— start —
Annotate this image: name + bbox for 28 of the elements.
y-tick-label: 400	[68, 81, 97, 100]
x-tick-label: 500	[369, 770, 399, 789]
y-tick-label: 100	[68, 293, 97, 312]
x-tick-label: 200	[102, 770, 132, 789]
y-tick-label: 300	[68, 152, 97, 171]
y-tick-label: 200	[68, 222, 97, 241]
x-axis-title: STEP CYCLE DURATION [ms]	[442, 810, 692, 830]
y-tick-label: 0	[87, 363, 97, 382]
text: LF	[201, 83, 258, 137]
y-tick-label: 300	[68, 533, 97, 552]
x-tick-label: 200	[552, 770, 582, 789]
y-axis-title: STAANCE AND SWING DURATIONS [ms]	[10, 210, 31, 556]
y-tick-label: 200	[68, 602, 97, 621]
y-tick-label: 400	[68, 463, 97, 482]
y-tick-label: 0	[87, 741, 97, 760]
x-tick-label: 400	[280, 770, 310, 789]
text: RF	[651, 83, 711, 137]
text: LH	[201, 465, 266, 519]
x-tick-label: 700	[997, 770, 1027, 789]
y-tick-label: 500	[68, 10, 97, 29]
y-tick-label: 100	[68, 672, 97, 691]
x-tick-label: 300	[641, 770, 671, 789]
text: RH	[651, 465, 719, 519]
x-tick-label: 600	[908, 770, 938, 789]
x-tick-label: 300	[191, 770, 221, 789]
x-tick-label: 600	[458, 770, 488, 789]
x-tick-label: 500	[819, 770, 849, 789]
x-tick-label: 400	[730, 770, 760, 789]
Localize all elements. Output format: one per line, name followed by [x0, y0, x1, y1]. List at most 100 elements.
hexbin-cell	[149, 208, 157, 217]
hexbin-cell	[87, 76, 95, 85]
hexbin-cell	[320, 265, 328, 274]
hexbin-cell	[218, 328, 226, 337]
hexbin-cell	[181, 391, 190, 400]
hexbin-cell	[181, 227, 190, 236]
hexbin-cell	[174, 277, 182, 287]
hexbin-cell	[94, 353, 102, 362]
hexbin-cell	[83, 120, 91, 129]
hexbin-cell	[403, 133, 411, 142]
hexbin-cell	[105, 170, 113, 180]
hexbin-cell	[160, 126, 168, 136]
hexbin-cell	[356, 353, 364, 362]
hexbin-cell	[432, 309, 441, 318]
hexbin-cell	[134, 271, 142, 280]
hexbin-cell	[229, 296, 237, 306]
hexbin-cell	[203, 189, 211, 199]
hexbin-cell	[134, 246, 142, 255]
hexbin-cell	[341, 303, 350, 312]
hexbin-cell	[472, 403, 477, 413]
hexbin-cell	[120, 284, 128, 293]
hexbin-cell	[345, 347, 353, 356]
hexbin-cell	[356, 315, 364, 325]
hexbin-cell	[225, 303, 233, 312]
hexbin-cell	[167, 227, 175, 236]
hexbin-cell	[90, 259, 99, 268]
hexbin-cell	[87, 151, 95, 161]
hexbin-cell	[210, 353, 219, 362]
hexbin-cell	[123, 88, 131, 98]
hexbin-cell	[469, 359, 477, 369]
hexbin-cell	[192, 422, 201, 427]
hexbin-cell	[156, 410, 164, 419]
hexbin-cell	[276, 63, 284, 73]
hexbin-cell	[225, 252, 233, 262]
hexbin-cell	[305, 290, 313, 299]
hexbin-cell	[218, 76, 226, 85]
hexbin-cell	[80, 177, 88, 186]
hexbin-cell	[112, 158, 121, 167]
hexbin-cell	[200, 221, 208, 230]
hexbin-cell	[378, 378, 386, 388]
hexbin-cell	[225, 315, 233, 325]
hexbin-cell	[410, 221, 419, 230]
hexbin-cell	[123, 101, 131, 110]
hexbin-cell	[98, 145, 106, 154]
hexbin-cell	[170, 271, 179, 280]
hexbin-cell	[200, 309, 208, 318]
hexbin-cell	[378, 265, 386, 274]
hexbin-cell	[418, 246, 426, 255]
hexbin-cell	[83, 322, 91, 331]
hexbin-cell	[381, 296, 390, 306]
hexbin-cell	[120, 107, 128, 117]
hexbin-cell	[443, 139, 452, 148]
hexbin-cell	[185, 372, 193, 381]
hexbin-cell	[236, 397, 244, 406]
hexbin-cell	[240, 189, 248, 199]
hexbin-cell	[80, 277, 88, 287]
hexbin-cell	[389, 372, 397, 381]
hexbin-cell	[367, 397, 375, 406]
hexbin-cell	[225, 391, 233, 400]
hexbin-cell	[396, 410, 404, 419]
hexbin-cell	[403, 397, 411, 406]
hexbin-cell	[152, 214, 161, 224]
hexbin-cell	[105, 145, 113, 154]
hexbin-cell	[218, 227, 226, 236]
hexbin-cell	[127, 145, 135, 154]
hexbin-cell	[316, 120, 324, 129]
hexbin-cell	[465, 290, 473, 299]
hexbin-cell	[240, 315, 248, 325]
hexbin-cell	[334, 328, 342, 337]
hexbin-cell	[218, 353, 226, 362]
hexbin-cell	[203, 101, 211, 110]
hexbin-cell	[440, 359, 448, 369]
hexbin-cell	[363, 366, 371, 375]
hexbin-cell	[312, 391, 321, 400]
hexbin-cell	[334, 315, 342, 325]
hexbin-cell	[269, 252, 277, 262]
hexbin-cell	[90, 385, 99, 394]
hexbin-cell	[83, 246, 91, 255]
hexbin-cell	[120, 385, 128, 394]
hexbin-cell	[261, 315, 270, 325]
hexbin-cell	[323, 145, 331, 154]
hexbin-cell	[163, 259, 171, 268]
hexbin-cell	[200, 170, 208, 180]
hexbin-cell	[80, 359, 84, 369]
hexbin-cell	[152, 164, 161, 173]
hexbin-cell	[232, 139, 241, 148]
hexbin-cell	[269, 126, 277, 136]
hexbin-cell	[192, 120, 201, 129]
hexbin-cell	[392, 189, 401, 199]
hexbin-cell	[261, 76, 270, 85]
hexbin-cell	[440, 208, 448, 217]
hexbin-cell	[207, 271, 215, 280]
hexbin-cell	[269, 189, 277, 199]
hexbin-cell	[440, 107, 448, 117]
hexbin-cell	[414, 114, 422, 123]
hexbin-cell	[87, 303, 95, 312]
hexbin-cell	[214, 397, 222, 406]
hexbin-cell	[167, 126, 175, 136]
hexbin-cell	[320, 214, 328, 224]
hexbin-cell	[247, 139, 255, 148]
— end —
* **Exercise goal**
Reproduce every line of the records above, character for character.

* **Result of the task**
Annotate this image: name + bbox for 28 of the elements.
y-tick-label: 400	[68, 81, 97, 100]
x-tick-label: 500	[369, 770, 399, 789]
y-tick-label: 100	[68, 293, 97, 312]
x-tick-label: 200	[102, 770, 132, 789]
y-tick-label: 300	[68, 152, 97, 171]
y-tick-label: 200	[68, 222, 97, 241]
x-axis-title: STEP CYCLE DURATION [ms]	[442, 810, 692, 830]
y-tick-label: 0	[87, 363, 97, 382]
text: LF	[201, 83, 258, 137]
y-tick-label: 300	[68, 533, 97, 552]
x-tick-label: 200	[552, 770, 582, 789]
y-axis-title: STAANCE AND SWING DURATIONS [ms]	[10, 210, 31, 556]
y-tick-label: 200	[68, 602, 97, 621]
y-tick-label: 400	[68, 463, 97, 482]
y-tick-label: 0	[87, 741, 97, 760]
x-tick-label: 400	[280, 770, 310, 789]
text: RF	[651, 83, 711, 137]
text: LH	[201, 465, 266, 519]
x-tick-label: 700	[997, 770, 1027, 789]
y-tick-label: 500	[68, 10, 97, 29]
y-tick-label: 100	[68, 672, 97, 691]
x-tick-label: 300	[641, 770, 671, 789]
text: RH	[651, 465, 719, 519]
x-tick-label: 600	[908, 770, 938, 789]
x-tick-label: 300	[191, 770, 221, 789]
x-tick-label: 600	[458, 770, 488, 789]
x-tick-label: 500	[819, 770, 849, 789]
x-tick-label: 400	[730, 770, 760, 789]
Localize all elements. Output format: one per line, name followed by [x0, y0, x1, y1]. List at most 100 elements.
hexbin-cell	[149, 208, 157, 217]
hexbin-cell	[87, 76, 95, 85]
hexbin-cell	[320, 265, 328, 274]
hexbin-cell	[218, 328, 226, 337]
hexbin-cell	[181, 391, 190, 400]
hexbin-cell	[181, 227, 190, 236]
hexbin-cell	[174, 277, 182, 287]
hexbin-cell	[94, 353, 102, 362]
hexbin-cell	[83, 120, 91, 129]
hexbin-cell	[403, 133, 411, 142]
hexbin-cell	[105, 170, 113, 180]
hexbin-cell	[160, 126, 168, 136]
hexbin-cell	[356, 353, 364, 362]
hexbin-cell	[432, 309, 441, 318]
hexbin-cell	[134, 271, 142, 280]
hexbin-cell	[229, 296, 237, 306]
hexbin-cell	[203, 189, 211, 199]
hexbin-cell	[134, 246, 142, 255]
hexbin-cell	[341, 303, 350, 312]
hexbin-cell	[472, 403, 477, 413]
hexbin-cell	[120, 284, 128, 293]
hexbin-cell	[345, 347, 353, 356]
hexbin-cell	[356, 315, 364, 325]
hexbin-cell	[225, 303, 233, 312]
hexbin-cell	[167, 227, 175, 236]
hexbin-cell	[90, 259, 99, 268]
hexbin-cell	[87, 151, 95, 161]
hexbin-cell	[210, 353, 219, 362]
hexbin-cell	[123, 88, 131, 98]
hexbin-cell	[469, 359, 477, 369]
hexbin-cell	[192, 422, 201, 427]
hexbin-cell	[156, 410, 164, 419]
hexbin-cell	[276, 63, 284, 73]
hexbin-cell	[225, 252, 233, 262]
hexbin-cell	[305, 290, 313, 299]
hexbin-cell	[218, 76, 226, 85]
hexbin-cell	[80, 177, 88, 186]
hexbin-cell	[112, 158, 121, 167]
hexbin-cell	[200, 221, 208, 230]
hexbin-cell	[378, 378, 386, 388]
hexbin-cell	[225, 315, 233, 325]
hexbin-cell	[410, 221, 419, 230]
hexbin-cell	[123, 101, 131, 110]
hexbin-cell	[98, 145, 106, 154]
hexbin-cell	[170, 271, 179, 280]
hexbin-cell	[200, 309, 208, 318]
hexbin-cell	[378, 265, 386, 274]
hexbin-cell	[418, 246, 426, 255]
hexbin-cell	[83, 322, 91, 331]
hexbin-cell	[381, 296, 390, 306]
hexbin-cell	[120, 107, 128, 117]
hexbin-cell	[443, 139, 452, 148]
hexbin-cell	[185, 372, 193, 381]
hexbin-cell	[236, 397, 244, 406]
hexbin-cell	[240, 189, 248, 199]
hexbin-cell	[80, 277, 88, 287]
hexbin-cell	[389, 372, 397, 381]
hexbin-cell	[367, 397, 375, 406]
hexbin-cell	[225, 391, 233, 400]
hexbin-cell	[396, 410, 404, 419]
hexbin-cell	[403, 397, 411, 406]
hexbin-cell	[152, 214, 161, 224]
hexbin-cell	[105, 145, 113, 154]
hexbin-cell	[218, 227, 226, 236]
hexbin-cell	[127, 145, 135, 154]
hexbin-cell	[316, 120, 324, 129]
hexbin-cell	[465, 290, 473, 299]
hexbin-cell	[240, 315, 248, 325]
hexbin-cell	[334, 328, 342, 337]
hexbin-cell	[218, 353, 226, 362]
hexbin-cell	[203, 101, 211, 110]
hexbin-cell	[440, 359, 448, 369]
hexbin-cell	[363, 366, 371, 375]
hexbin-cell	[312, 391, 321, 400]
hexbin-cell	[334, 315, 342, 325]
hexbin-cell	[269, 252, 277, 262]
hexbin-cell	[90, 385, 99, 394]
hexbin-cell	[83, 246, 91, 255]
hexbin-cell	[120, 385, 128, 394]
hexbin-cell	[261, 315, 270, 325]
hexbin-cell	[323, 145, 331, 154]
hexbin-cell	[163, 259, 171, 268]
hexbin-cell	[200, 170, 208, 180]
hexbin-cell	[80, 359, 84, 369]
hexbin-cell	[152, 164, 161, 173]
hexbin-cell	[232, 139, 241, 148]
hexbin-cell	[269, 126, 277, 136]
hexbin-cell	[192, 120, 201, 129]
hexbin-cell	[392, 189, 401, 199]
hexbin-cell	[261, 76, 270, 85]
hexbin-cell	[440, 208, 448, 217]
hexbin-cell	[207, 271, 215, 280]
hexbin-cell	[269, 189, 277, 199]
hexbin-cell	[440, 107, 448, 117]
hexbin-cell	[414, 114, 422, 123]
hexbin-cell	[87, 303, 95, 312]
hexbin-cell	[214, 397, 222, 406]
hexbin-cell	[167, 126, 175, 136]
hexbin-cell	[320, 214, 328, 224]
hexbin-cell	[247, 139, 255, 148]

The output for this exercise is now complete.